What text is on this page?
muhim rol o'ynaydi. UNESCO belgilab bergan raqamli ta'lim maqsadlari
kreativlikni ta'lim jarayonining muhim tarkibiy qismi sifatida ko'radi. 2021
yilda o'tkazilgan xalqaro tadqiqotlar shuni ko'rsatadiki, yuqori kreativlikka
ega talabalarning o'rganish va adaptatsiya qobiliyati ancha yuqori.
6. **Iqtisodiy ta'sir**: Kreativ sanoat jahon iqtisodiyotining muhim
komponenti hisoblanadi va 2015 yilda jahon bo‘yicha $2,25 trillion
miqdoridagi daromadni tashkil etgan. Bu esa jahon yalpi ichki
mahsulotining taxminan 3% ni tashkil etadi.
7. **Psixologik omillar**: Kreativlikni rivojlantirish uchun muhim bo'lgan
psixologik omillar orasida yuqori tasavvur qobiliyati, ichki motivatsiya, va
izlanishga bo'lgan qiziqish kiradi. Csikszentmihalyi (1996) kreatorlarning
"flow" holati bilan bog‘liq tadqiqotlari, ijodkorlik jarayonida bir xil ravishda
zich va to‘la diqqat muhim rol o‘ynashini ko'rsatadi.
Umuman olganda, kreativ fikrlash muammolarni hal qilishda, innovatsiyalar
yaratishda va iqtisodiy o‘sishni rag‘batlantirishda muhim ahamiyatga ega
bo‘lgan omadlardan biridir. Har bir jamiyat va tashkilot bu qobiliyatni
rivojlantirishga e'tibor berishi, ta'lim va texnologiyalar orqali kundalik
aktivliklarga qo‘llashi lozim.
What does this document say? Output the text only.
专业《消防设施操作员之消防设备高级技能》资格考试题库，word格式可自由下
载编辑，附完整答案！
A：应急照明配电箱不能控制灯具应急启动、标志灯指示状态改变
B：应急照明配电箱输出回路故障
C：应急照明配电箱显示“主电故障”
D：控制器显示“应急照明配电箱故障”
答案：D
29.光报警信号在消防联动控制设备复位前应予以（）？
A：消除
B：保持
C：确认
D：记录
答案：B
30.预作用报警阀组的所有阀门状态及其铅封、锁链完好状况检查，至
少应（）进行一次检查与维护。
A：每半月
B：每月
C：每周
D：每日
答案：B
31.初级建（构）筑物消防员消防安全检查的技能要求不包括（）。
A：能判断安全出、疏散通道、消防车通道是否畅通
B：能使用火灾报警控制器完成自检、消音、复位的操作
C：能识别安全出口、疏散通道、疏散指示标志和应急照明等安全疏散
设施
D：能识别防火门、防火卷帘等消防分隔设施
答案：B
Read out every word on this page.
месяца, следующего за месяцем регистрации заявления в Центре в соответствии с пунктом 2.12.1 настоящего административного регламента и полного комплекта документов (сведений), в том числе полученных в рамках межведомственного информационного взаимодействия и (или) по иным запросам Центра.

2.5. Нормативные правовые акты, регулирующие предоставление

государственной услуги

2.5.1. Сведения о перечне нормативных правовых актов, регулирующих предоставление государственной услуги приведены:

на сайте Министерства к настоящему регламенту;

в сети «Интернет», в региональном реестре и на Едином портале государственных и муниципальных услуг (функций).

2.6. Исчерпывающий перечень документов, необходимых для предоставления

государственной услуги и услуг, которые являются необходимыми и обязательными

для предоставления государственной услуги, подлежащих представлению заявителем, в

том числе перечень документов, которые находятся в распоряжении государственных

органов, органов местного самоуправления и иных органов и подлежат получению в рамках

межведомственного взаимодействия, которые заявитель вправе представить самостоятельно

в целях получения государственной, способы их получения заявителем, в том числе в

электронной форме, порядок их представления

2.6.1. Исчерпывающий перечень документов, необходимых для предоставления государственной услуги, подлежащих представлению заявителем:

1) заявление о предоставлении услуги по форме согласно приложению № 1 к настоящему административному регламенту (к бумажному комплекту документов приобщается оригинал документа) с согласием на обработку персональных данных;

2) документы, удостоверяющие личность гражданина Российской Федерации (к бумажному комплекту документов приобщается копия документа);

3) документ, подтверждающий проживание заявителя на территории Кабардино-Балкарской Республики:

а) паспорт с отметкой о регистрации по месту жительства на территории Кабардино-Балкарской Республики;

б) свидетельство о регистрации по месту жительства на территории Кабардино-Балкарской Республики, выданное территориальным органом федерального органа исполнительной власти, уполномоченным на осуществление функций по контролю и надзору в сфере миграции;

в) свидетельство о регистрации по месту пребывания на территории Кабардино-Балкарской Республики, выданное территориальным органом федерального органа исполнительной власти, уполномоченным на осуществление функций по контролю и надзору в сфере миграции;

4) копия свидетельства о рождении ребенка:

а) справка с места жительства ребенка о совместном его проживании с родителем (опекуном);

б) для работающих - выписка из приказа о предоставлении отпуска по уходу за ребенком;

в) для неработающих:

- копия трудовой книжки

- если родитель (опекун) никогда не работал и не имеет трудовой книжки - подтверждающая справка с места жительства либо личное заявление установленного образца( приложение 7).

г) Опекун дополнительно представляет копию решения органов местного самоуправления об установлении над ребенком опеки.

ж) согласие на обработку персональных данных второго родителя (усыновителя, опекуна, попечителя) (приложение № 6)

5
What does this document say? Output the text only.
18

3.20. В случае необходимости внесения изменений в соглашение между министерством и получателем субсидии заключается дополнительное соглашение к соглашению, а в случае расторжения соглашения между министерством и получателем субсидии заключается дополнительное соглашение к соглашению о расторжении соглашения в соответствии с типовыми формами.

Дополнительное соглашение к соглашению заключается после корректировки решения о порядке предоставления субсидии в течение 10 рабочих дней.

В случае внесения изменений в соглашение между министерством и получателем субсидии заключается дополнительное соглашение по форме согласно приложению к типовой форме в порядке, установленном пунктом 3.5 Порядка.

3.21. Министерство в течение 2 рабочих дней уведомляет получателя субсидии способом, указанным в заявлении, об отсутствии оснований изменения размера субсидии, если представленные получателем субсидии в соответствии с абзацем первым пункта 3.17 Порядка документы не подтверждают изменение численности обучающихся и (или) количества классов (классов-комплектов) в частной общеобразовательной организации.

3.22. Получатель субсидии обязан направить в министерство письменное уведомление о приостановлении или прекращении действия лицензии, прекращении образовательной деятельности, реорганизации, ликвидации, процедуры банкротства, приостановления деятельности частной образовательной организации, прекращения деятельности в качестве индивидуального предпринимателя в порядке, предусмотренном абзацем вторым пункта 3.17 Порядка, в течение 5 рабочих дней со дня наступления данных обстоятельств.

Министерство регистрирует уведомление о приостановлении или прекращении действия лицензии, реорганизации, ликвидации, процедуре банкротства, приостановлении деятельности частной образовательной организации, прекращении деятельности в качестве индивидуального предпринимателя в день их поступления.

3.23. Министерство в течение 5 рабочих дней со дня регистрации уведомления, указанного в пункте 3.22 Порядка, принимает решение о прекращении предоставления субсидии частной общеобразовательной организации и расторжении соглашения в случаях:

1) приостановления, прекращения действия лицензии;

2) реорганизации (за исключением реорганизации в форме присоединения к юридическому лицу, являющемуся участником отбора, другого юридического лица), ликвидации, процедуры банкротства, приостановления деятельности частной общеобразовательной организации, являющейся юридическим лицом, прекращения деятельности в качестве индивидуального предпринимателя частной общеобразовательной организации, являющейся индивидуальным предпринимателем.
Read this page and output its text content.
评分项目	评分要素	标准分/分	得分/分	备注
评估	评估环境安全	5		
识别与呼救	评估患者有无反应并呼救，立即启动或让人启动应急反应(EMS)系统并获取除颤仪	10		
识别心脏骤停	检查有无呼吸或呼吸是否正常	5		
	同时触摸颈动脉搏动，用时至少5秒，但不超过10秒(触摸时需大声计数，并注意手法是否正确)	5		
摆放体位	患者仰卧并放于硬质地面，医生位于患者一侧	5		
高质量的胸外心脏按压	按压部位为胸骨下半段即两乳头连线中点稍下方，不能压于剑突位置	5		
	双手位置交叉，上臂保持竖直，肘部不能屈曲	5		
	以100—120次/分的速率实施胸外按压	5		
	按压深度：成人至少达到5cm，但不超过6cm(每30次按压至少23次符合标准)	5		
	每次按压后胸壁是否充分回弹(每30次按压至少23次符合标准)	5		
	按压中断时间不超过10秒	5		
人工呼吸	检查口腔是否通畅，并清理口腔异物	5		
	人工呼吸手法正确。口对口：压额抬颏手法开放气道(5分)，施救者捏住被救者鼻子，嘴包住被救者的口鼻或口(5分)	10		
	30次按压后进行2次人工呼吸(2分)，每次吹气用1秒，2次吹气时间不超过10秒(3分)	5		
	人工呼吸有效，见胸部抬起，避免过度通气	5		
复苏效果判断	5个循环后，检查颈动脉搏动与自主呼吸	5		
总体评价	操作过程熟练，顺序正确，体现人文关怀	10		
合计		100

━━━━━━━━━━━━━━━━━━━━

Stated problem —
Review the preceding data and report every line that includes the string "бумажному".

The output —
1) заявление о предоставлении услуги по форме согласно приложению № 1 к настоящему административному регламенту (к бумажному комплекту документов приобщается оригинал документа) с согласием на обработку персональных данных;
2) документы, удостоверяющие личность гражданина Российской Федерации (к бумажному комплекту документов приобщается копия документа);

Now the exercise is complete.